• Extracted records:
▬▬▬▬▬▬

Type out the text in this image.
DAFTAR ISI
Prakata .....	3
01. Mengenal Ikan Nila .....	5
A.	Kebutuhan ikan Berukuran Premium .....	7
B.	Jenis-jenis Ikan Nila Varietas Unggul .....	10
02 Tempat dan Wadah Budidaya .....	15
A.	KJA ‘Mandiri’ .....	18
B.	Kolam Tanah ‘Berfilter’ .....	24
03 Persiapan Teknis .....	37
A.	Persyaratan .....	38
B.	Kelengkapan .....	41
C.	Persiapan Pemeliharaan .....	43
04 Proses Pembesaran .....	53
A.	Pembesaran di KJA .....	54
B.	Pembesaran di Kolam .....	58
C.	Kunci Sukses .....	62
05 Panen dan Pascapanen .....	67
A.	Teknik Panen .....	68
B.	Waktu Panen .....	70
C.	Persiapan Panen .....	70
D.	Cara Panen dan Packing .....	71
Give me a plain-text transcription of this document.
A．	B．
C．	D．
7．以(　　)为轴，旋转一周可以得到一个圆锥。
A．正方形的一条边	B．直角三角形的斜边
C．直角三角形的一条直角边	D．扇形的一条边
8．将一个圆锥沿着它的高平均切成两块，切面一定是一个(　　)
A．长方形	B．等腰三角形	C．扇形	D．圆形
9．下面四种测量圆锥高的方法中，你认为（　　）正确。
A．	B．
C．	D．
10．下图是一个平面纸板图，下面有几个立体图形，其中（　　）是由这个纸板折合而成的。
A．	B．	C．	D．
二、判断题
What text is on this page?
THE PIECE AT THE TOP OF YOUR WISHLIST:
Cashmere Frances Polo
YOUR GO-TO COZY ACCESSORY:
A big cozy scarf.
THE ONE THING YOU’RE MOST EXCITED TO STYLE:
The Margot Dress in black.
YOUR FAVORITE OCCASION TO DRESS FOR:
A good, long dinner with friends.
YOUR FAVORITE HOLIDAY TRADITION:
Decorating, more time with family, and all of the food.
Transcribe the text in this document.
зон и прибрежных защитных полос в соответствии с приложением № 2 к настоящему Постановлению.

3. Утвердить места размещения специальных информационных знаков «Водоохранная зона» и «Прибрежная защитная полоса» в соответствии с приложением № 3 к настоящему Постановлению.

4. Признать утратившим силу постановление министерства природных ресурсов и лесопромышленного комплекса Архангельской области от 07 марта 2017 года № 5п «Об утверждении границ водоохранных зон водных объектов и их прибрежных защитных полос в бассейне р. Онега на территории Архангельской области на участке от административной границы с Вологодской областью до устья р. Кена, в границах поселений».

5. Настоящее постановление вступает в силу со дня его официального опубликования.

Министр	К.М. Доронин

▬▬▬▬▬▬

• Your objective:
Copy every line of the listing containing the string "with".

• Task answer:
A good, long dinner with friends.
Decorating, more time with family, and all of the food.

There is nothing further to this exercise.